[BRIEF]:
Check each line of the records below for the string "What", then state how many lines contain it, with no other output.

[RECORD SET]:
--- Start ---
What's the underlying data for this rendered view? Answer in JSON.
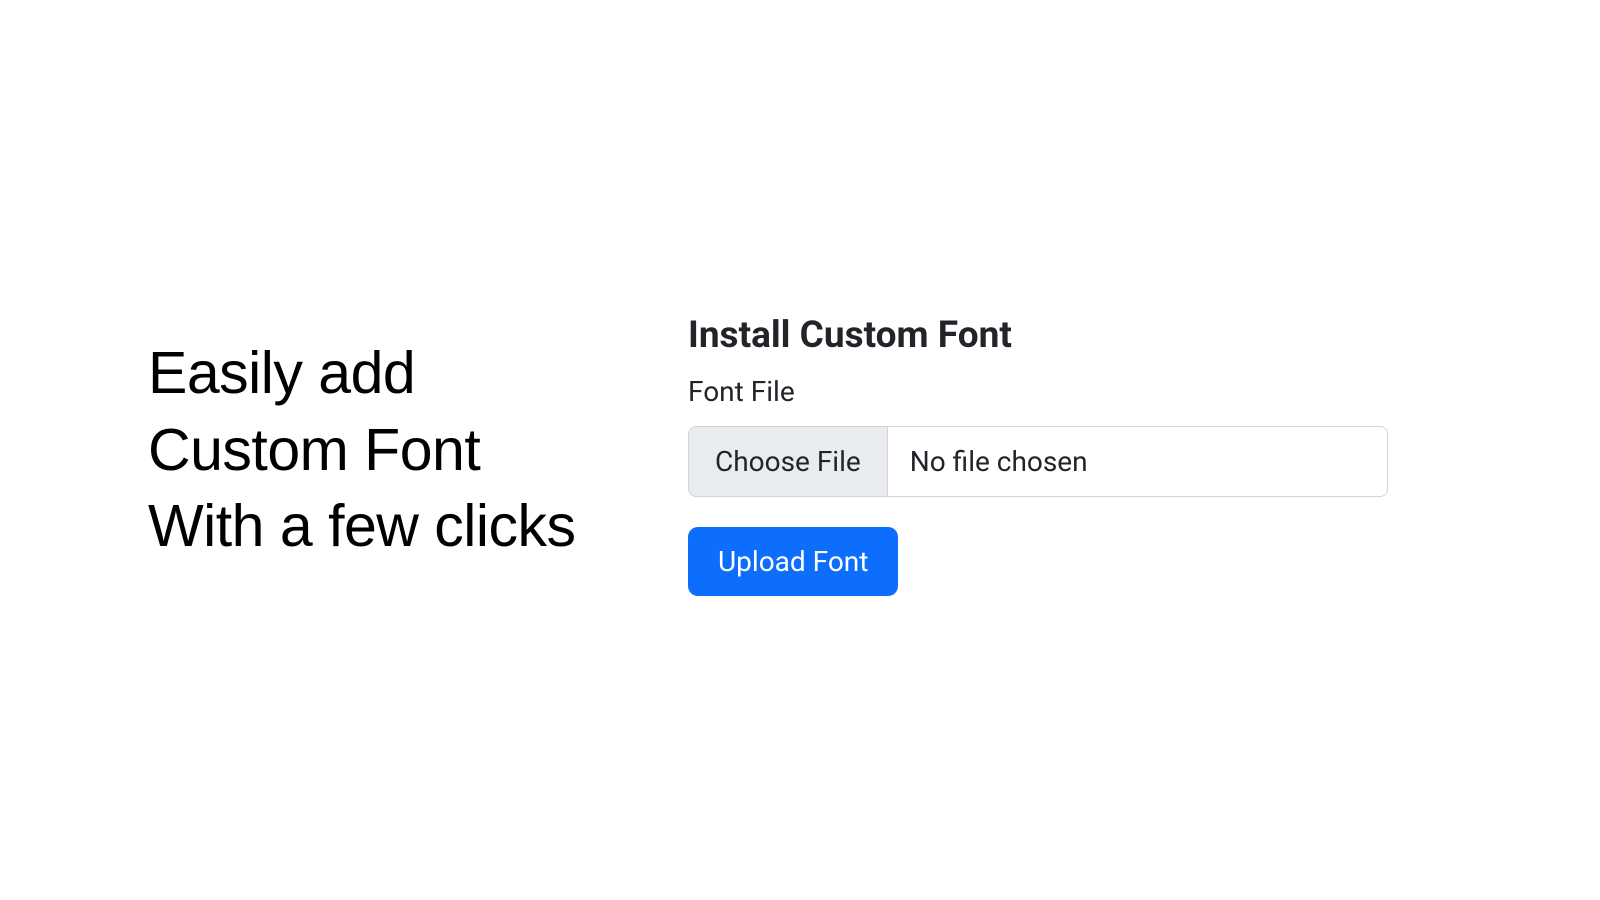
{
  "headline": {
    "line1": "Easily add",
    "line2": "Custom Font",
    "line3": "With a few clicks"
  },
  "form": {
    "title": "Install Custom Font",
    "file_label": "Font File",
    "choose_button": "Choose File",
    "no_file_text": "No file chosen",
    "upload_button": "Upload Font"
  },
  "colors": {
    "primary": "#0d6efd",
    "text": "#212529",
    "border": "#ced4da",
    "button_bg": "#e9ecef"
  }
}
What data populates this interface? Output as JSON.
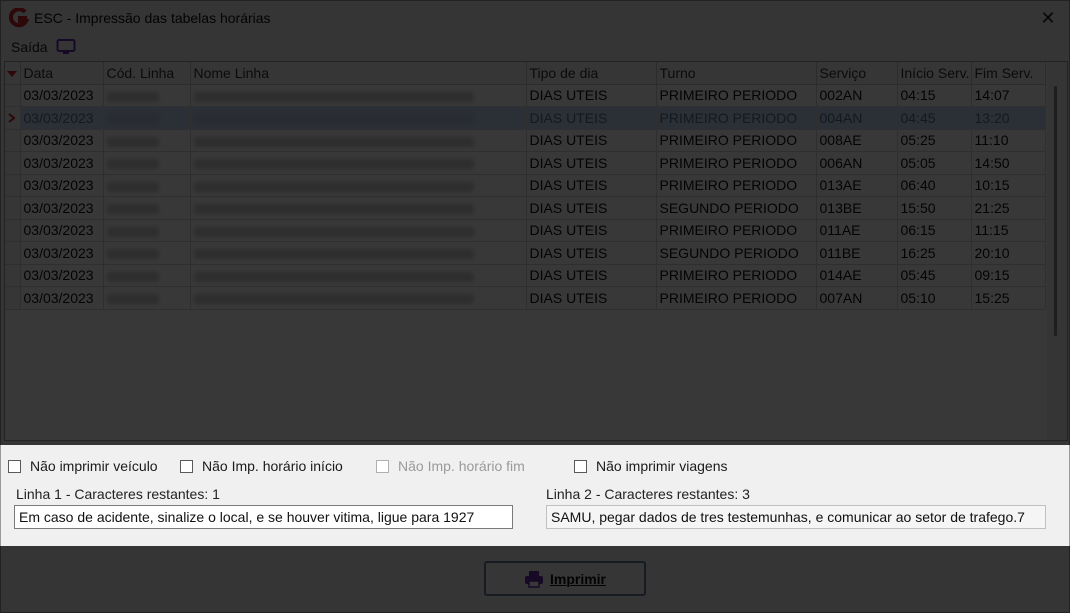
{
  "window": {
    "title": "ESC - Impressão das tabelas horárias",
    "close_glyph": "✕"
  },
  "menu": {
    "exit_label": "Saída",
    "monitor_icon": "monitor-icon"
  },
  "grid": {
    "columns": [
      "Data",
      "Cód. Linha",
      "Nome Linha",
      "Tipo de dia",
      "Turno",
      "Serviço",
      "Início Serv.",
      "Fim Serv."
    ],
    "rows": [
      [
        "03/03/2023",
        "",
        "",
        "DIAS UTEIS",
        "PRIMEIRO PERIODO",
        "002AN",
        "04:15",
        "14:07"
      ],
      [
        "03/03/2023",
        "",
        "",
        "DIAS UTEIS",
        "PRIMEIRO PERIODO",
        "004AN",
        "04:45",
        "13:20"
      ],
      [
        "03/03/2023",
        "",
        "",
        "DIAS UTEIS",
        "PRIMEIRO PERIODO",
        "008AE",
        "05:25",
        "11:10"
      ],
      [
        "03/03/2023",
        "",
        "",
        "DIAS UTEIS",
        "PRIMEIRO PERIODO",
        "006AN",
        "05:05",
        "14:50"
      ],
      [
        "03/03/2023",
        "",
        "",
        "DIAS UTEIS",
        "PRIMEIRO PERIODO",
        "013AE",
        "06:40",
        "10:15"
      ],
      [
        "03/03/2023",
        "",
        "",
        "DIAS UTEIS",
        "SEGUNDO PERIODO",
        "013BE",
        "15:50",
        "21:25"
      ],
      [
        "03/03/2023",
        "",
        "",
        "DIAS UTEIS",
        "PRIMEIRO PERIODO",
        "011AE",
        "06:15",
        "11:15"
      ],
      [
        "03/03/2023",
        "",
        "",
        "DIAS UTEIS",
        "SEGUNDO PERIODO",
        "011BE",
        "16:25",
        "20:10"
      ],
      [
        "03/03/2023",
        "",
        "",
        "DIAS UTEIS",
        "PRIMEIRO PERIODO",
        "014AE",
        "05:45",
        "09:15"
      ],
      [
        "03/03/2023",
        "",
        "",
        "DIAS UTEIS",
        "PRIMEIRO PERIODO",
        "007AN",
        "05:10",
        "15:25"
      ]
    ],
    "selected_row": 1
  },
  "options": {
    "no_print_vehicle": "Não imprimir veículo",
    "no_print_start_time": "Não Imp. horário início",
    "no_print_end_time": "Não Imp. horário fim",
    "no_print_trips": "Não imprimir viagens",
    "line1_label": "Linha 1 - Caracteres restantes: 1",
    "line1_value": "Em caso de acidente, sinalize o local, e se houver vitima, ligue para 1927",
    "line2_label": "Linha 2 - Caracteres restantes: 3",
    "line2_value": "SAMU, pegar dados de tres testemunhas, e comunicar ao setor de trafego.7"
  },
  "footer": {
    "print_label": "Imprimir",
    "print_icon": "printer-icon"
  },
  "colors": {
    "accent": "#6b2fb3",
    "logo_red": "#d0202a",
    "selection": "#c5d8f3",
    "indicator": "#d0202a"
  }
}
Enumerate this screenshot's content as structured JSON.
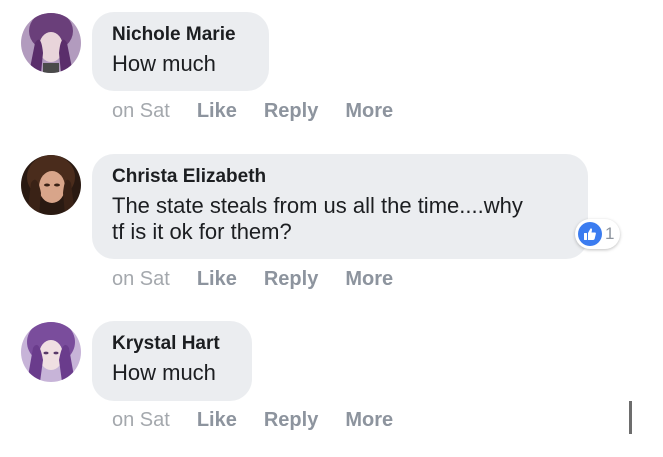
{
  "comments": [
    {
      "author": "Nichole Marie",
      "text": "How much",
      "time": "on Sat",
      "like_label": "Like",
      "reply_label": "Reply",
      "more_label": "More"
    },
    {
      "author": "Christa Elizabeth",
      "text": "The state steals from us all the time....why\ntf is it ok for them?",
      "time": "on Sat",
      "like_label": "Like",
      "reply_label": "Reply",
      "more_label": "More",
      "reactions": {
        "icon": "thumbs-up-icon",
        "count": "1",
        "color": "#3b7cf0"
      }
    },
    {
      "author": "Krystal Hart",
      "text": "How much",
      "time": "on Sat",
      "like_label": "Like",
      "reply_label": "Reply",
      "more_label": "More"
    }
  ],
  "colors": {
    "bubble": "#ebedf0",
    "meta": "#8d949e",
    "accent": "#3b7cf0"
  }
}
--- End ---
[RESULT FOR THIS TASK]:
2